### Job:
Reading down the listing below, count the lines where the word "Cristian" shows up, then give only that count.
**** Extracted information ****
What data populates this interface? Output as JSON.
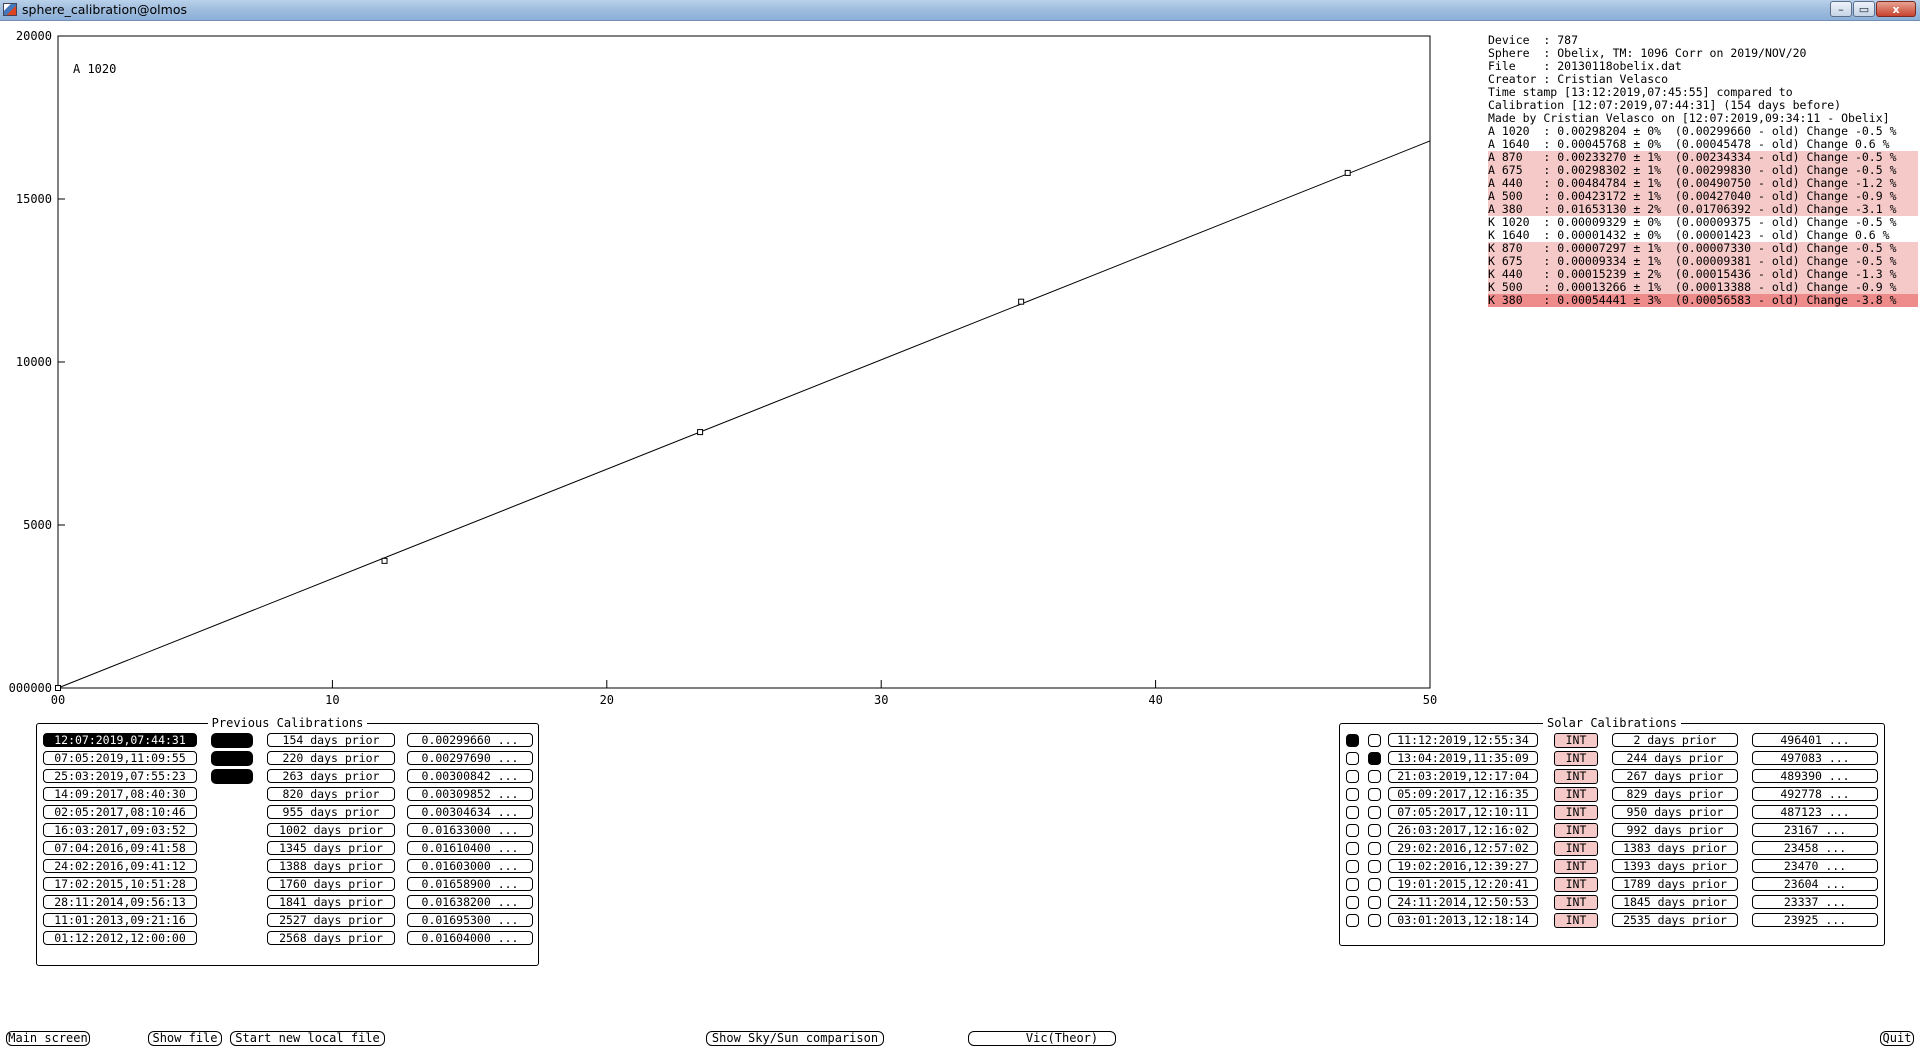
{
  "window": {
    "title": "sphere_calibration@olmos",
    "min": "–",
    "max": "▭",
    "close": "x"
  },
  "chart_data": {
    "type": "scatter",
    "title": "",
    "label": "A 1020",
    "xlim": [
      0,
      50
    ],
    "ylim": [
      0,
      20000
    ],
    "xticks": [
      "00",
      "10",
      "20",
      "30",
      "40",
      "50"
    ],
    "yticks": [
      "000000",
      "5000",
      "10000",
      "15000",
      "20000"
    ],
    "points": [
      [
        0,
        0
      ],
      [
        11.9,
        3900
      ],
      [
        23.4,
        7850
      ],
      [
        35.1,
        11850
      ],
      [
        47.0,
        15800
      ]
    ],
    "fit_line": [
      [
        0,
        0
      ],
      [
        50,
        16780
      ]
    ]
  },
  "info": {
    "lines": [
      "Device  : 787",
      "Sphere  : Obelix, TM: 1096 Corr on 2019/NOV/20",
      "File    : 20130118obelix.dat",
      "Creator : Cristian Velasco",
      "Time stamp [13:12:2019,07:45:55] compared to",
      "Calibration [12:07:2019,07:44:31] (154 days before)",
      "Made by Cristian Velasco on [12:07:2019,09:34:11 - Obelix]"
    ],
    "calibs": [
      {
        "text": "A 1020  : 0.00298204 ± 0%  (0.00299660 - old) Change -0.5 %",
        "hl": "none"
      },
      {
        "text": "A 1640  : 0.00045768 ± 0%  (0.00045478 - old) Change 0.6 %",
        "hl": "none"
      },
      {
        "text": "A 870   : 0.00233270 ± 1%  (0.00234334 - old) Change -0.5 %",
        "hl": "pink"
      },
      {
        "text": "A 675   : 0.00298302 ± 1%  (0.00299830 - old) Change -0.5 %",
        "hl": "pink"
      },
      {
        "text": "A 440   : 0.00484784 ± 1%  (0.00490750 - old) Change -1.2 %",
        "hl": "pink"
      },
      {
        "text": "A 500   : 0.00423172 ± 1%  (0.00427040 - old) Change -0.9 %",
        "hl": "pink"
      },
      {
        "text": "A 380   : 0.01653130 ± 2%  (0.01706392 - old) Change -3.1 %",
        "hl": "pink"
      },
      {
        "text": "K 1020  : 0.00009329 ± 0%  (0.00009375 - old) Change -0.5 %",
        "hl": "none"
      },
      {
        "text": "K 1640  : 0.00001432 ± 0%  (0.00001423 - old) Change 0.6 %",
        "hl": "none"
      },
      {
        "text": "K 870   : 0.00007297 ± 1%  (0.00007330 - old) Change -0.5 %",
        "hl": "pink"
      },
      {
        "text": "K 675   : 0.00009334 ± 1%  (0.00009381 - old) Change -0.5 %",
        "hl": "pink"
      },
      {
        "text": "K 440   : 0.00015239 ± 2%  (0.00015436 - old) Change -1.3 %",
        "hl": "pink"
      },
      {
        "text": "K 500   : 0.00013266 ± 1%  (0.00013388 - old) Change -0.9 %",
        "hl": "pink"
      },
      {
        "text": "K 380   : 0.00054441 ± 3%  (0.00056583 - old) Change -3.8 %",
        "hl": "red"
      }
    ]
  },
  "previous": {
    "legend": "Previous Calibrations",
    "rows": [
      {
        "date": "12:07:2019,07:44:31",
        "selected": true,
        "marker": true,
        "prior": "154 days prior",
        "value": "0.00299660 ..."
      },
      {
        "date": "07:05:2019,11:09:55",
        "selected": false,
        "marker": true,
        "prior": "220 days prior",
        "value": "0.00297690 ..."
      },
      {
        "date": "25:03:2019,07:55:23",
        "selected": false,
        "marker": true,
        "prior": "263 days prior",
        "value": "0.00300842 ..."
      },
      {
        "date": "14:09:2017,08:40:30",
        "selected": false,
        "marker": false,
        "prior": "820 days prior",
        "value": "0.00309852 ..."
      },
      {
        "date": "02:05:2017,08:10:46",
        "selected": false,
        "marker": false,
        "prior": "955 days prior",
        "value": "0.00304634 ..."
      },
      {
        "date": "16:03:2017,09:03:52",
        "selected": false,
        "marker": false,
        "prior": "1002 days prior",
        "value": "0.01633000 ..."
      },
      {
        "date": "07:04:2016,09:41:58",
        "selected": false,
        "marker": false,
        "prior": "1345 days prior",
        "value": "0.01610400 ..."
      },
      {
        "date": "24:02:2016,09:41:12",
        "selected": false,
        "marker": false,
        "prior": "1388 days prior",
        "value": "0.01603000 ..."
      },
      {
        "date": "17:02:2015,10:51:28",
        "selected": false,
        "marker": false,
        "prior": "1760 days prior",
        "value": "0.01658900 ..."
      },
      {
        "date": "28:11:2014,09:56:13",
        "selected": false,
        "marker": false,
        "prior": "1841 days prior",
        "value": "0.01638200 ..."
      },
      {
        "date": "11:01:2013,09:21:16",
        "selected": false,
        "marker": false,
        "prior": "2527 days prior",
        "value": "0.01695300 ..."
      },
      {
        "date": "01:12:2012,12:00:00",
        "selected": false,
        "marker": false,
        "prior": "2568 days prior",
        "value": "0.01604000 ..."
      }
    ]
  },
  "solar": {
    "legend": "Solar Calibrations",
    "rows": [
      {
        "c1": true,
        "c2": false,
        "date": "11:12:2019,12:55:34",
        "int": "INT",
        "prior": "2 days prior",
        "value": "496401 ..."
      },
      {
        "c1": false,
        "c2": true,
        "date": "13:04:2019,11:35:09",
        "int": "INT",
        "prior": "244 days prior",
        "value": "497083 ..."
      },
      {
        "c1": false,
        "c2": false,
        "date": "21:03:2019,12:17:04",
        "int": "INT",
        "prior": "267 days prior",
        "value": "489390 ..."
      },
      {
        "c1": false,
        "c2": false,
        "date": "05:09:2017,12:16:35",
        "int": "INT",
        "prior": "829 days prior",
        "value": "492778 ..."
      },
      {
        "c1": false,
        "c2": false,
        "date": "07:05:2017,12:10:11",
        "int": "INT",
        "prior": "950 days prior",
        "value": "487123 ..."
      },
      {
        "c1": false,
        "c2": false,
        "date": "26:03:2017,12:16:02",
        "int": "INT",
        "prior": "992 days prior",
        "value": "23167 ..."
      },
      {
        "c1": false,
        "c2": false,
        "date": "29:02:2016,12:57:02",
        "int": "INT",
        "prior": "1383 days prior",
        "value": "23458 ..."
      },
      {
        "c1": false,
        "c2": false,
        "date": "19:02:2016,12:39:27",
        "int": "INT",
        "prior": "1393 days prior",
        "value": "23470 ..."
      },
      {
        "c1": false,
        "c2": false,
        "date": "19:01:2015,12:20:41",
        "int": "INT",
        "prior": "1789 days prior",
        "value": "23604 ..."
      },
      {
        "c1": false,
        "c2": false,
        "date": "24:11:2014,12:50:53",
        "int": "INT",
        "prior": "1845 days prior",
        "value": "23337 ..."
      },
      {
        "c1": false,
        "c2": false,
        "date": "03:01:2013,12:18:14",
        "int": "INT",
        "prior": "2535 days prior",
        "value": "23925 ..."
      }
    ]
  },
  "bottom": {
    "main": "Main screen",
    "show_file": "Show file",
    "start_new": "Start new local file",
    "sky_sun": "Show Sky/Sun comparison",
    "vic": "Vic(Theor)",
    "quit": "Quit"
  }
}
****
### Correct output:
2